[Start of Information supplied]

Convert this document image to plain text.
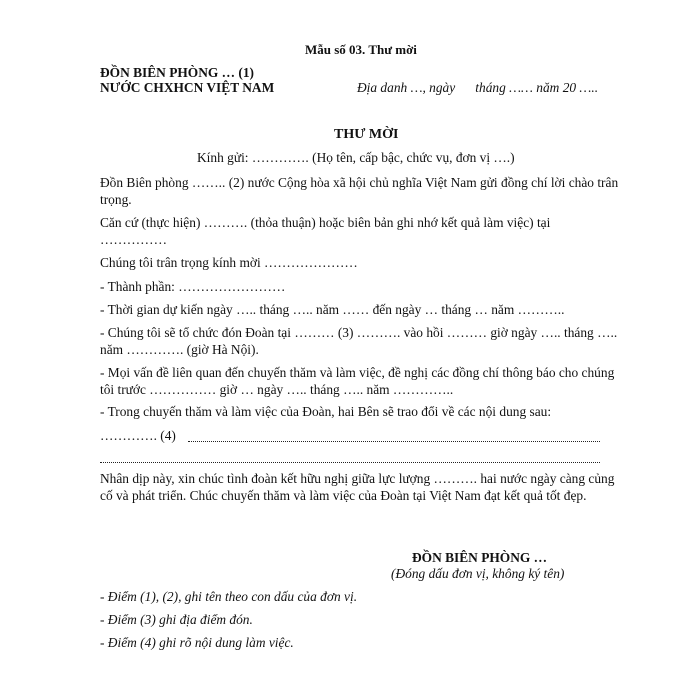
Mẫu số 03. Thư mời
ĐỒN BIÊN PHÒNG … (1)
NƯỚC CHXHCN VIỆT NAM	Địa danh …, ngày      tháng …… năm 20 …..
THƯ MỜI
Kính gửi: …………. (Họ tên, cấp bậc, chức vụ, đơn vị ….)
Đồn Biên phòng …….. (2) nước Cộng hòa xã hội chủ nghĩa Việt Nam gửi đồng chí lời chào trân trọng.
Căn cứ (thực hiện) ………. (thỏa thuận) hoặc biên bản ghi nhớ kết quả làm việc) tại ……………
Chúng tôi trân trọng kính mời …………………
- Thành phần: ……………………
- Thời gian dự kiến ngày ….. tháng ….. năm …… đến ngày … tháng … năm ………..
- Chúng tôi sẽ tổ chức đón Đoàn tại ……… (3) ………. vào hồi ……… giờ ngày ….. tháng ….. năm …………. (giờ Hà Nội).
- Mọi vấn đề liên quan đến chuyến thăm và làm việc, đề nghị các đồng chí thông báo cho chúng tôi trước …………… giờ … ngày ….. tháng ….. năm …………..
- Trong chuyến thăm và làm việc của Đoàn, hai Bên sẽ trao đổi về các nội dung sau:
…………. (4)
Nhân dịp này, xin chúc tình đoàn kết hữu nghị giữa lực lượng ………. hai nước ngày càng củng cố và phát triển. Chúc chuyến thăm và làm việc của Đoàn tại Việt Nam đạt kết quả tốt đẹp.
ĐỒN BIÊN PHÒNG …
(Đóng dấu đơn vị, không ký tên)
- Điểm (1), (2), ghi tên theo con dấu của đơn vị.
- Điểm (3) ghi địa điểm đón.
- Điểm (4) ghi rõ nội dung làm việc.
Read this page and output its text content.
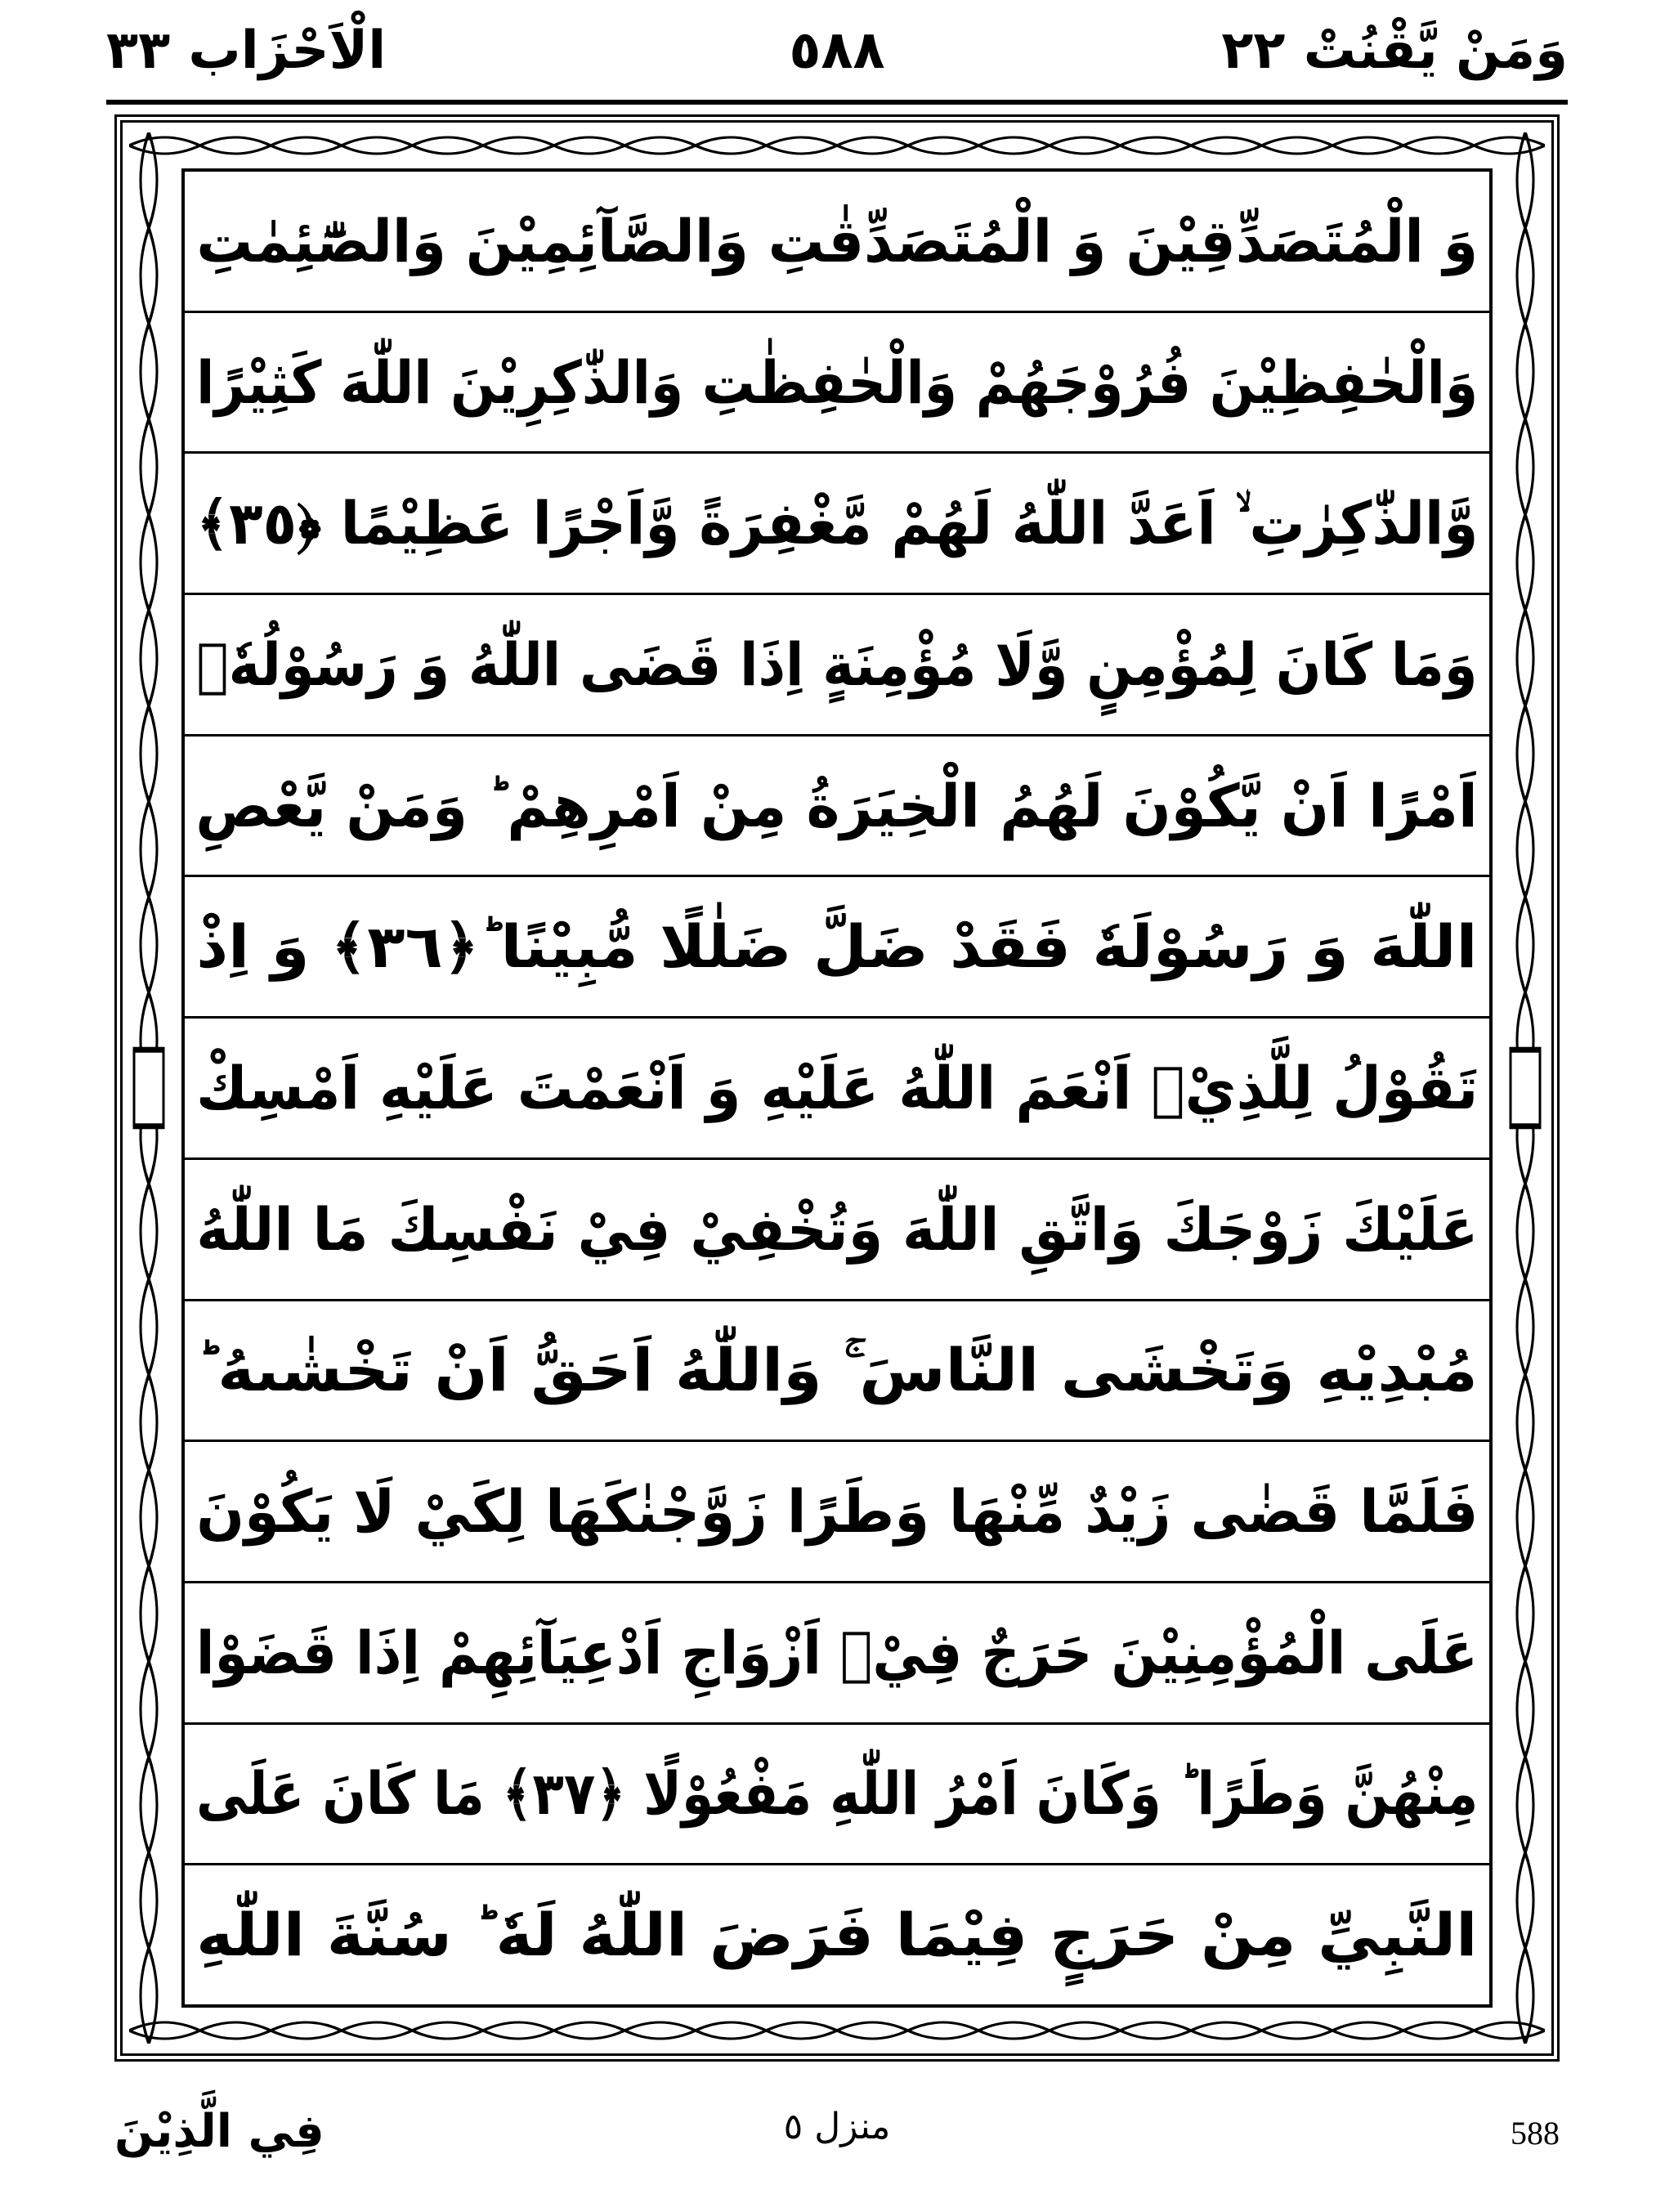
الْاَحْزَاب ٣٣	٥٨٨	وَمَنْ يَّقْنُتْ ٢٢
وَ الْمُتَصَدِّقِيْنَ وَ الْمُتَصَدِّقٰتِ وَالصَّآئِمِيْنَ وَالصّٰٓئِمٰتِ
وَالْحٰفِظِيْنَ فُرُوْجَهُمْ وَالْحٰفِظٰتِ وَالذّٰكِرِيْنَ اللّٰهَ كَثِيْرًا
وَّالذّٰكِرٰتِ ۙ اَعَدَّ اللّٰهُ لَهُمْ مَّغْفِرَةً وَّاَجْرًا عَظِيْمًا ﴿٣٥﴾
وَمَا كَانَ لِمُؤْمِنٍ وَّلَا مُؤْمِنَةٍ اِذَا قَضَى اللّٰهُ وَ رَسُوْلُهٗۤ
اَمْرًا اَنْ يَّكُوْنَ لَهُمُ الْخِيَرَةُ مِنْ اَمْرِهِمْ ؕ وَمَنْ يَّعْصِ
اللّٰهَ وَ رَسُوْلَهٗ فَقَدْ ضَلَّ ضَلٰلًا مُّبِيْنًا ؕ﴿٣٦﴾ وَ اِذْ
تَقُوْلُ لِلَّذِيْۤ اَنْعَمَ اللّٰهُ عَلَيْهِ وَ اَنْعَمْتَ عَلَيْهِ اَمْسِكْ
عَلَيْكَ زَوْجَكَ وَاتَّقِ اللّٰهَ وَتُخْفِيْ فِيْ نَفْسِكَ مَا اللّٰهُ
مُبْدِيْهِ وَتَخْشَى النَّاسَ ۚ وَاللّٰهُ اَحَقُّ اَنْ تَخْشٰىهُ ؕ
فَلَمَّا قَضٰى زَيْدٌ مِّنْهَا وَطَرًا زَوَّجْنٰكَهَا لِكَيْ لَا يَكُوْنَ
عَلَى الْمُؤْمِنِيْنَ حَرَجٌ فِيْۤ اَزْوَاجِ اَدْعِيَآئِهِمْ اِذَا قَضَوْا
مِنْهُنَّ وَطَرًا ؕ وَكَانَ اَمْرُ اللّٰهِ مَفْعُوْلًا ﴿٣٧﴾ مَا كَانَ عَلَى
النَّبِيِّ مِنْ حَرَجٍ فِيْمَا فَرَضَ اللّٰهُ لَهٗ ؕ سُنَّةَ اللّٰهِ
فِي الَّذِيْنَ	منزل ٥	588
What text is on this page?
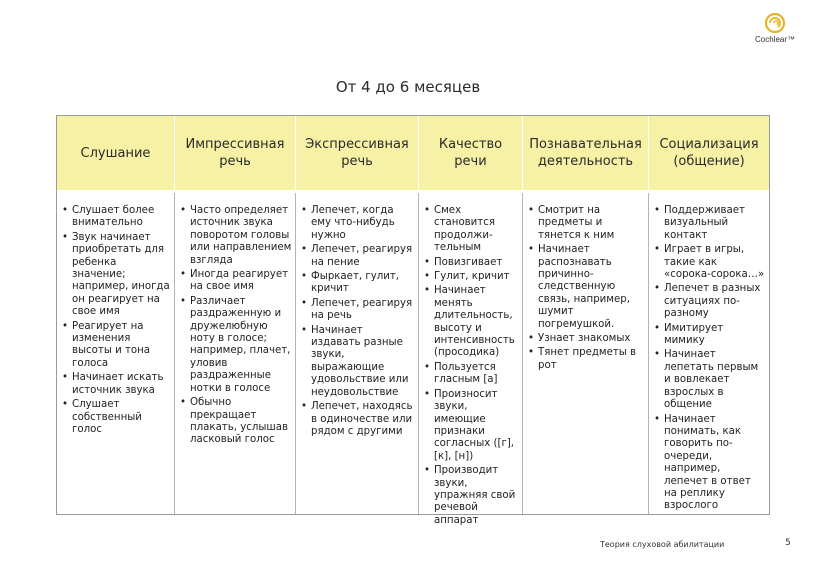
Cochlear™
От 4 до 6 месяцев
Слушание
Импрессивная речь
Экспрессивная речь
Качество речи
Познавательная деятельность
Социализация (общение)
• Слушает более внимательно
• Звук начинает приобретать для ребенка значение; например, иногда он реагирует на свое имя
• Реагирует на изменения высоты и тона голоса
• Начинает искать источник звука
• Слушает собственный голос
• Часто определяет источник звука поворотом головы или направлением взгляда
• Иногда реагирует на свое имя
• Различает раздраженную и дружелюбную ноту в голосе; например, плачет, уловив раздраженные нотки в голосе
• Обычно прекращает плакать, услышав ласковый голос
• Лепечет, когда ему что-нибудь нужно
• Лепечет, реагируя на пение
• Фыркает, гулит, кричит
• Лепечет, реагируя на речь
• Начинает издавать разные звуки, выражающие удовольствие или неудовольствие
• Лепечет, находясь в одиночестве или рядом с другими
• Смех становится продолжи-тельным
• Повизгивает
• Гулит, кричит
• Начинает менять длительность, высоту и интенсивность (просодика)
• Пользуется гласным [а]
• Произносит звуки, имеющие признаки согласных ([г], [к], [н])
• Производит звуки, упражняя свой речевой аппарат
• Смотрит на предметы и тянется к ним
• Начинает распознавать причинно-следственную связь, например, шумит погремушкой.
• Узнает знакомых
• Тянет предметы в рот
• Поддерживает визуальный контакт
• Играет в игры, такие как «сорока-сорока…»
• Лепечет в разных ситуациях по-разному
• Имитирует мимику
• Начинает лепетать первым и вовлекает взрослых в общение
• Начинает понимать, как говорить по-очереди, например, лепечет в ответ на реплику взрослого
Теория слуховой абилитации	5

[End of Information supplied]

Exercise details> Restate each line of the records exactly; pictures do not belong in the copy.

Completed task>
Convert this document image to plain text.
Mẫu số 03. Thư mời
ĐỒN BIÊN PHÒNG … (1)
NƯỚC CHXHCN VIỆT NAM	Địa danh …, ngày      tháng …… năm 20 …..
THƯ MỜI
Kính gửi: …………. (Họ tên, cấp bậc, chức vụ, đơn vị ….)
Đồn Biên phòng …….. (2) nước Cộng hòa xã hội chủ nghĩa Việt Nam gửi đồng chí lời chào trân trọng.
Căn cứ (thực hiện) ………. (thỏa thuận) hoặc biên bản ghi nhớ kết quả làm việc) tại ……………
Chúng tôi trân trọng kính mời …………………
- Thành phần: ……………………
- Thời gian dự kiến ngày ….. tháng ….. năm …… đến ngày … tháng … năm ………..
- Chúng tôi sẽ tổ chức đón Đoàn tại ……… (3) ………. vào hồi ……… giờ ngày ….. tháng ….. năm …………. (giờ Hà Nội).
- Mọi vấn đề liên quan đến chuyến thăm và làm việc, đề nghị các đồng chí thông báo cho chúng tôi trước …………… giờ … ngày ….. tháng ….. năm …………..
- Trong chuyến thăm và làm việc của Đoàn, hai Bên sẽ trao đổi về các nội dung sau:
…………. (4)
Nhân dịp này, xin chúc tình đoàn kết hữu nghị giữa lực lượng ………. hai nước ngày càng củng cố và phát triển. Chúc chuyến thăm và làm việc của Đoàn tại Việt Nam đạt kết quả tốt đẹp.
ĐỒN BIÊN PHÒNG …
(Đóng dấu đơn vị, không ký tên)
- Điểm (1), (2), ghi tên theo con dấu của đơn vị.
- Điểm (3) ghi địa điểm đón.
- Điểm (4) ghi rõ nội dung làm việc.
Read this page and output its text content.
الْاَحْزَاب ٣٣	٥٨٨	وَمَنْ يَّقْنُتْ ٢٢
وَ الْمُتَصَدِّقِيْنَ وَ الْمُتَصَدِّقٰتِ وَالصَّآئِمِيْنَ وَالصّٰٓئِمٰتِ
وَالْحٰفِظِيْنَ فُرُوْجَهُمْ وَالْحٰفِظٰتِ وَالذّٰكِرِيْنَ اللّٰهَ كَثِيْرًا
وَّالذّٰكِرٰتِ ۙ اَعَدَّ اللّٰهُ لَهُمْ مَّغْفِرَةً وَّاَجْرًا عَظِيْمًا ﴿٣٥﴾
وَمَا كَانَ لِمُؤْمِنٍ وَّلَا مُؤْمِنَةٍ اِذَا قَضَى اللّٰهُ وَ رَسُوْلُهٗۤ
اَمْرًا اَنْ يَّكُوْنَ لَهُمُ الْخِيَرَةُ مِنْ اَمْرِهِمْ ؕ وَمَنْ يَّعْصِ
اللّٰهَ وَ رَسُوْلَهٗ فَقَدْ ضَلَّ ضَلٰلًا مُّبِيْنًا ؕ﴿٣٦﴾ وَ اِذْ
تَقُوْلُ لِلَّذِيْۤ اَنْعَمَ اللّٰهُ عَلَيْهِ وَ اَنْعَمْتَ عَلَيْهِ اَمْسِكْ
عَلَيْكَ زَوْجَكَ وَاتَّقِ اللّٰهَ وَتُخْفِيْ فِيْ نَفْسِكَ مَا اللّٰهُ
مُبْدِيْهِ وَتَخْشَى النَّاسَ ۚ وَاللّٰهُ اَحَقُّ اَنْ تَخْشٰىهُ ؕ
فَلَمَّا قَضٰى زَيْدٌ مِّنْهَا وَطَرًا زَوَّجْنٰكَهَا لِكَيْ لَا يَكُوْنَ
عَلَى الْمُؤْمِنِيْنَ حَرَجٌ فِيْۤ اَزْوَاجِ اَدْعِيَآئِهِمْ اِذَا قَضَوْا
مِنْهُنَّ وَطَرًا ؕ وَكَانَ اَمْرُ اللّٰهِ مَفْعُوْلًا ﴿٣٧﴾ مَا كَانَ عَلَى
النَّبِيِّ مِنْ حَرَجٍ فِيْمَا فَرَضَ اللّٰهُ لَهٗ ؕ سُنَّةَ اللّٰهِ
فِي الَّذِيْنَ	منزل ٥	588
What text is on this page?
Cochlear™
От 4 до 6 месяцев
Слушание
Импрессивная речь
Экспрессивная речь
Качество речи
Познавательная деятельность
Социализация (общение)
• Слушает более внимательно
• Звук начинает приобретать для ребенка значение; например, иногда он реагирует на свое имя
• Реагирует на изменения высоты и тона голоса
• Начинает искать источник звука
• Слушает собственный голос
• Часто определяет источник звука поворотом головы или направлением взгляда
• Иногда реагирует на свое имя
• Различает раздраженную и дружелюбную ноту в голосе; например, плачет, уловив раздраженные нотки в голосе
• Обычно прекращает плакать, услышав ласковый голос
• Лепечет, когда ему что-нибудь нужно
• Лепечет, реагируя на пение
• Фыркает, гулит, кричит
• Лепечет, реагируя на речь
• Начинает издавать разные звуки, выражающие удовольствие или неудовольствие
• Лепечет, находясь в одиночестве или рядом с другими
• Смех становится продолжи-тельным
• Повизгивает
• Гулит, кричит
• Начинает менять длительность, высоту и интенсивность (просодика)
• Пользуется гласным [а]
• Произносит звуки, имеющие признаки согласных ([г], [к], [н])
• Производит звуки, упражняя свой речевой аппарат
• Смотрит на предметы и тянется к ним
• Начинает распознавать причинно-следственную связь, например, шумит погремушкой.
• Узнает знакомых
• Тянет предметы в рот
• Поддерживает визуальный контакт
• Играет в игры, такие как «сорока-сорока…»
• Лепечет в разных ситуациях по-разному
• Имитирует мимику
• Начинает лепетать первым и вовлекает взрослых в общение
• Начинает понимать, как говорить по-очереди, например, лепечет в ответ на реплику взрослого
Теория слуховой абилитации	5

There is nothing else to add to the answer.